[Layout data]
════════════════════

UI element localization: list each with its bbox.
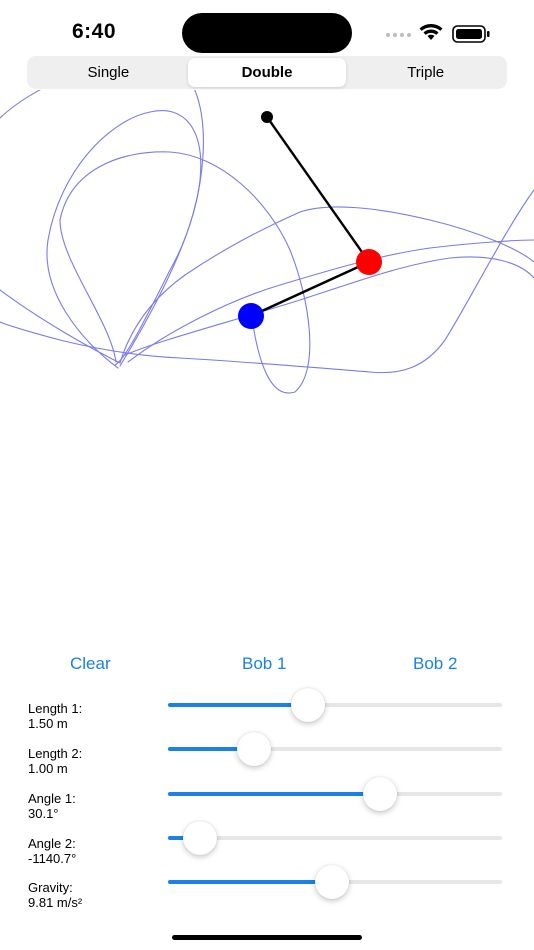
length-2-slider-thumb[interactable] xyxy=(237,732,271,766)
dynamic-island xyxy=(182,13,352,53)
gravity-value: 9.81 m/s² xyxy=(28,895,83,910)
bob-1-red xyxy=(356,249,382,275)
angle-2-slider-thumb[interactable] xyxy=(183,821,217,855)
wifi-icon xyxy=(419,24,443,40)
angle-2-slider[interactable] xyxy=(168,821,502,855)
angle-1-name: Angle 1: xyxy=(28,791,76,806)
length-2-slider-row: Length 2: 1.00 m xyxy=(0,732,534,786)
angle-1-label: Angle 1: 30.1° xyxy=(28,791,158,821)
angle-1-slider-thumb[interactable] xyxy=(363,777,397,811)
bob-2-blue xyxy=(238,303,264,329)
length-1-slider-fill xyxy=(168,703,305,707)
segment-triple[interactable]: Triple xyxy=(346,58,505,87)
gravity-label: Gravity: 9.81 m/s² xyxy=(28,880,158,910)
gravity-slider-thumb[interactable] xyxy=(315,865,349,899)
angle-1-slider[interactable] xyxy=(168,777,502,811)
status-icons xyxy=(386,24,490,43)
angle-2-label: Angle 2: -1140.7° xyxy=(28,836,158,866)
length-2-label: Length 2: 1.00 m xyxy=(28,746,158,776)
action-row: Clear Bob 1 Bob 2 xyxy=(0,654,534,678)
pendulum-type-segmented-control[interactable]: Single Double Triple xyxy=(27,56,507,89)
segment-double[interactable]: Double xyxy=(187,58,347,87)
length-1-slider-thumb[interactable] xyxy=(291,688,325,722)
status-time: 6:40 xyxy=(72,20,117,43)
length-1-value: 1.50 m xyxy=(28,716,68,731)
angle-2-value: -1140.7° xyxy=(28,851,77,866)
clear-button[interactable]: Clear xyxy=(70,654,111,674)
length-2-name: Length 2: xyxy=(28,746,83,761)
segment-single[interactable]: Single xyxy=(29,58,188,87)
gravity-slider[interactable] xyxy=(168,865,502,899)
length-2-slider[interactable] xyxy=(168,732,502,766)
home-indicator xyxy=(172,935,362,940)
gravity-name: Gravity: xyxy=(28,880,73,895)
angle-2-slider-row: Angle 2: -1140.7° xyxy=(0,821,534,876)
rod-1 xyxy=(266,116,370,263)
angle-1-value: 30.1° xyxy=(28,806,59,821)
length-1-slider-row: Length 1: 1.50 m xyxy=(0,688,534,741)
length-2-value: 1.00 m xyxy=(28,761,68,776)
battery-icon xyxy=(452,25,490,43)
trajectory-trail xyxy=(0,90,534,394)
gravity-slider-row: Gravity: 9.81 m/s² xyxy=(0,865,534,920)
bob-1-button[interactable]: Bob 1 xyxy=(242,654,286,674)
length-1-label: Length 1: 1.50 m xyxy=(28,701,158,731)
cellular-signal-icon xyxy=(386,33,411,37)
length-1-slider[interactable] xyxy=(168,688,502,722)
bob-2-button[interactable]: Bob 2 xyxy=(413,654,457,674)
angle-2-name: Angle 2: xyxy=(28,836,76,851)
angle-1-slider-fill xyxy=(168,792,386,796)
gravity-slider-fill xyxy=(168,880,332,884)
pendulum-canvas[interactable] xyxy=(0,90,534,630)
length-2-slider-fill xyxy=(168,747,245,751)
pivot-point xyxy=(261,111,273,123)
length-1-name: Length 1: xyxy=(28,701,83,716)
angle-1-slider-row: Angle 1: 30.1° xyxy=(0,777,534,831)
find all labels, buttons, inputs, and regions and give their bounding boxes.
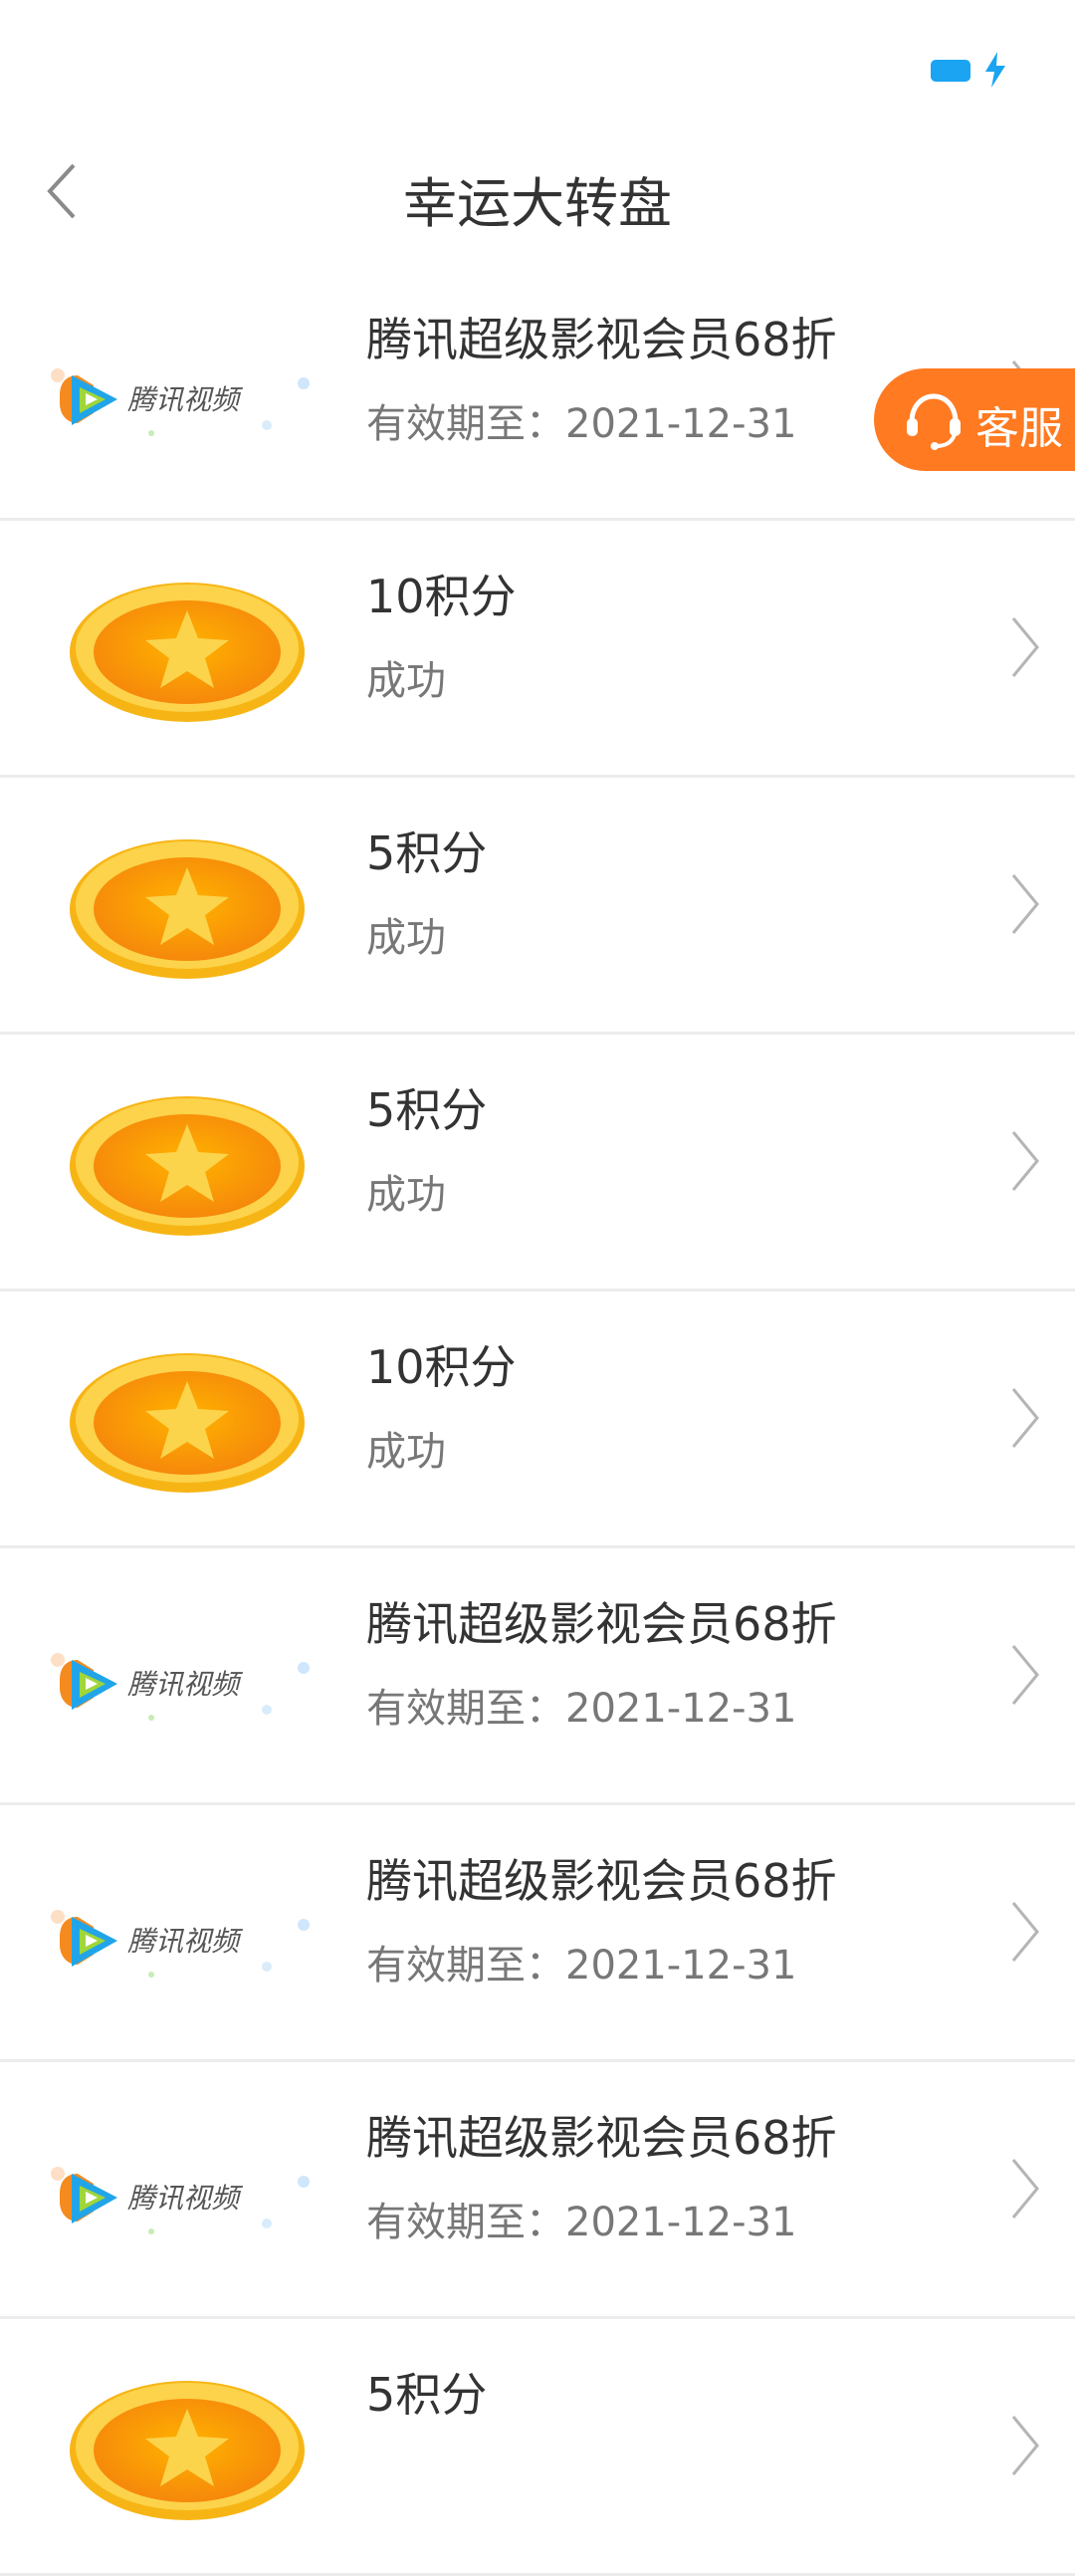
item-title: 腾讯超级影视会员68折 (366, 2111, 837, 2165)
headset-icon (907, 393, 961, 450)
points-coin-icon (30, 1331, 333, 1506)
tencent-video-logo: 腾讯视频 (30, 2102, 333, 2276)
item-title: 腾讯超级影视会员68折 (366, 313, 837, 366)
item-title: 腾讯超级影视会员68折 (366, 1597, 837, 1651)
points-coin-icon (30, 818, 333, 992)
page-title: 幸运大转盘 (403, 172, 672, 235)
list-item[interactable]: 10积分成功 (0, 521, 1075, 778)
points-coin-icon (30, 1074, 333, 1249)
list-item[interactable]: 5积分 (0, 2319, 1075, 2576)
customer-service-label: 客服 (975, 403, 1063, 454)
list-item[interactable]: 10积分成功 (0, 1291, 1075, 1548)
svg-text:腾讯视频: 腾讯视频 (127, 1670, 244, 1701)
list-item[interactable]: 腾讯视频 腾讯超级影视会员68折有效期至：2021-12-31 (0, 2062, 1075, 2319)
svg-text:腾讯视频: 腾讯视频 (127, 385, 244, 416)
battery-icon (931, 60, 970, 82)
tencent-video-logo: 腾讯视频 (30, 1588, 333, 1762)
status-bar (0, 0, 1075, 119)
item-title: 10积分 (366, 570, 517, 623)
item-status: 成功 (366, 1429, 446, 1475)
tencent-video-logo: 腾讯视频 (30, 304, 333, 478)
item-title: 5积分 (366, 2368, 488, 2422)
item-status: 成功 (366, 915, 446, 961)
points-coin-icon (30, 2359, 333, 2533)
chevron-right-icon (1011, 2416, 1039, 2475)
item-title: 5积分 (366, 1083, 488, 1137)
svg-text:腾讯视频: 腾讯视频 (127, 1927, 244, 1958)
chevron-right-icon (1011, 1645, 1039, 1705)
chevron-right-icon (1011, 617, 1039, 677)
list-item[interactable]: 腾讯视频 腾讯超级影视会员68折有效期至：2021-12-31 (0, 1548, 1075, 1805)
svg-text:腾讯视频: 腾讯视频 (127, 2184, 244, 2215)
item-title: 腾讯超级影视会员68折 (366, 1854, 837, 1908)
chevron-right-icon (1011, 874, 1039, 934)
item-title: 5积分 (366, 826, 488, 880)
list-item[interactable]: 5积分成功 (0, 1035, 1075, 1291)
list-item[interactable]: 腾讯视频 腾讯超级影视会员68折有效期至：2021-12-31 (0, 1805, 1075, 2062)
item-title: 10积分 (366, 1340, 517, 1394)
customer-service-button[interactable]: 客服 (874, 368, 1075, 471)
chevron-right-icon (1011, 1131, 1039, 1191)
item-status: 成功 (366, 658, 446, 704)
chevron-right-icon (1011, 2159, 1039, 2219)
item-status: 成功 (366, 1172, 446, 1218)
chevron-right-icon (1011, 1902, 1039, 1962)
header: 幸运大转盘 (0, 119, 1075, 264)
item-expiry: 有效期至：2021-12-31 (366, 1686, 797, 1732)
chevron-right-icon (1011, 1388, 1039, 1448)
charging-icon (985, 52, 1005, 88)
item-expiry: 有效期至：2021-12-31 (366, 2200, 797, 2245)
item-expiry: 有效期至：2021-12-31 (366, 401, 797, 447)
tencent-video-logo: 腾讯视频 (30, 1845, 333, 2019)
item-expiry: 有效期至：2021-12-31 (366, 1943, 797, 1989)
prize-list: 腾讯视频 腾讯超级影视会员68折 有效期至：2021-12-31 10积分 成功 5… (0, 264, 1075, 2576)
list-item[interactable]: 5积分成功 (0, 778, 1075, 1035)
points-coin-icon (30, 561, 333, 735)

════════════════════

**Given exercise**
Please write out every line of the data above word for word, omitting the pictures.

**Full response**
UI element localization: list each with its bbox.
length-2-slider-thumb[interactable] xyxy=(237,732,271,766)
dynamic-island xyxy=(182,13,352,53)
gravity-value: 9.81 m/s² xyxy=(28,895,83,910)
bob-1-red xyxy=(356,249,382,275)
angle-2-slider-thumb[interactable] xyxy=(183,821,217,855)
wifi-icon xyxy=(419,24,443,40)
angle-2-slider[interactable] xyxy=(168,821,502,855)
angle-1-name: Angle 1: xyxy=(28,791,76,806)
length-2-slider-row: Length 2: 1.00 m xyxy=(0,732,534,786)
angle-1-label: Angle 1: 30.1° xyxy=(28,791,158,821)
angle-1-slider-thumb[interactable] xyxy=(363,777,397,811)
bob-2-blue xyxy=(238,303,264,329)
length-1-slider-fill xyxy=(168,703,305,707)
segment-triple[interactable]: Triple xyxy=(346,58,505,87)
gravity-label: Gravity: 9.81 m/s² xyxy=(28,880,158,910)
gravity-slider-thumb[interactable] xyxy=(315,865,349,899)
angle-1-slider[interactable] xyxy=(168,777,502,811)
status-icons xyxy=(386,24,490,43)
angle-2-label: Angle 2: -1140.7° xyxy=(28,836,158,866)
length-2-label: Length 2: 1.00 m xyxy=(28,746,158,776)
action-row: Clear Bob 1 Bob 2 xyxy=(0,654,534,678)
pendulum-type-segmented-control[interactable]: Single Double Triple xyxy=(27,56,507,89)
segment-double[interactable]: Double xyxy=(187,58,347,87)
length-1-slider-thumb[interactable] xyxy=(291,688,325,722)
status-time: 6:40 xyxy=(72,20,117,43)
length-1-value: 1.50 m xyxy=(28,716,68,731)
angle-2-value: -1140.7° xyxy=(28,851,77,866)
clear-button[interactable]: Clear xyxy=(70,654,111,674)
length-2-name: Length 2: xyxy=(28,746,83,761)
segment-single[interactable]: Single xyxy=(29,58,188,87)
gravity-slider[interactable] xyxy=(168,865,502,899)
length-2-slider[interactable] xyxy=(168,732,502,766)
home-indicator xyxy=(172,935,362,940)
gravity-name: Gravity: xyxy=(28,880,73,895)
angle-2-slider-row: Angle 2: -1140.7° xyxy=(0,821,534,876)
rod-1 xyxy=(266,116,370,263)
angle-1-value: 30.1° xyxy=(28,806,59,821)
length-1-slider-row: Length 1: 1.50 m xyxy=(0,688,534,741)
length-2-value: 1.00 m xyxy=(28,761,68,776)
battery-icon xyxy=(452,25,490,43)
trajectory-trail xyxy=(0,90,534,394)
gravity-slider-row: Gravity: 9.81 m/s² xyxy=(0,865,534,920)
bob-1-button[interactable]: Bob 1 xyxy=(242,654,286,674)
length-1-label: Length 1: 1.50 m xyxy=(28,701,158,731)
cellular-signal-icon xyxy=(386,33,411,37)
length-1-slider[interactable] xyxy=(168,688,502,722)
bob-2-button[interactable]: Bob 2 xyxy=(413,654,457,674)
angle-2-name: Angle 2: xyxy=(28,836,76,851)
angle-1-slider-fill xyxy=(168,792,386,796)
gravity-slider-fill xyxy=(168,880,332,884)
pendulum-canvas[interactable] xyxy=(0,90,534,630)
length-2-slider-fill xyxy=(168,747,245,751)
pivot-point xyxy=(261,111,273,123)
length-1-name: Length 1: xyxy=(28,701,83,716)
angle-1-slider-row: Angle 1: 30.1° xyxy=(0,777,534,831)
find all labels, buttons, inputs, and regions and give their bounding boxes.
item-title: 腾讯超级影视会员68折 (366, 2111, 837, 2165)
headset-icon (907, 393, 961, 450)
points-coin-icon (30, 1331, 333, 1506)
tencent-video-logo: 腾讯视频 (30, 2102, 333, 2276)
item-title: 腾讯超级影视会员68折 (366, 313, 837, 366)
item-title: 腾讯超级影视会员68折 (366, 1597, 837, 1651)
points-coin-icon (30, 818, 333, 992)
page-title: 幸运大转盘 (403, 172, 672, 235)
list-item[interactable]: 10积分成功 (0, 521, 1075, 778)
points-coin-icon (30, 1074, 333, 1249)
list-item[interactable]: 5积分 (0, 2319, 1075, 2576)
customer-service-label: 客服 (975, 403, 1063, 454)
list-item[interactable]: 10积分成功 (0, 1291, 1075, 1548)
svg-text:腾讯视频: 腾讯视频 (127, 1670, 244, 1701)
list-item[interactable]: 腾讯视频 腾讯超级影视会员68折有效期至：2021-12-31 (0, 2062, 1075, 2319)
svg-text:腾讯视频: 腾讯视频 (127, 385, 244, 416)
battery-icon (931, 60, 970, 82)
tencent-video-logo: 腾讯视频 (30, 1588, 333, 1762)
status-bar (0, 0, 1075, 119)
item-title: 10积分 (366, 570, 517, 623)
item-status: 成功 (366, 1429, 446, 1475)
tencent-video-logo: 腾讯视频 (30, 304, 333, 478)
item-title: 5积分 (366, 2368, 488, 2422)
item-status: 成功 (366, 915, 446, 961)
points-coin-icon (30, 2359, 333, 2533)
chevron-right-icon (1011, 2416, 1039, 2475)
item-title: 5积分 (366, 1083, 488, 1137)
svg-text:腾讯视频: 腾讯视频 (127, 1927, 244, 1958)
chevron-right-icon (1011, 1645, 1039, 1705)
chevron-right-icon (1011, 617, 1039, 677)
list-item[interactable]: 腾讯视频 腾讯超级影视会员68折有效期至：2021-12-31 (0, 1548, 1075, 1805)
svg-text:腾讯视频: 腾讯视频 (127, 2184, 244, 2215)
item-title: 腾讯超级影视会员68折 (366, 1854, 837, 1908)
chevron-right-icon (1011, 874, 1039, 934)
item-title: 5积分 (366, 826, 488, 880)
list-item[interactable]: 5积分成功 (0, 1035, 1075, 1291)
list-item[interactable]: 腾讯视频 腾讯超级影视会员68折有效期至：2021-12-31 (0, 1805, 1075, 2062)
item-title: 10积分 (366, 1340, 517, 1394)
customer-service-button[interactable]: 客服 (874, 368, 1075, 471)
chevron-right-icon (1011, 1131, 1039, 1191)
item-status: 成功 (366, 658, 446, 704)
chevron-right-icon (1011, 2159, 1039, 2219)
item-status: 成功 (366, 1172, 446, 1218)
chevron-right-icon (1011, 1902, 1039, 1962)
header: 幸运大转盘 (0, 119, 1075, 264)
item-expiry: 有效期至：2021-12-31 (366, 1686, 797, 1732)
chevron-right-icon (1011, 1388, 1039, 1448)
charging-icon (985, 52, 1005, 88)
item-expiry: 有效期至：2021-12-31 (366, 2200, 797, 2245)
item-expiry: 有效期至：2021-12-31 (366, 401, 797, 447)
tencent-video-logo: 腾讯视频 (30, 1845, 333, 2019)
item-expiry: 有效期至：2021-12-31 (366, 1943, 797, 1989)
prize-list: 腾讯视频 腾讯超级影视会员68折 有效期至：2021-12-31 10积分 成功 5… (0, 264, 1075, 2576)
list-item[interactable]: 5积分成功 (0, 778, 1075, 1035)
points-coin-icon (30, 561, 333, 735)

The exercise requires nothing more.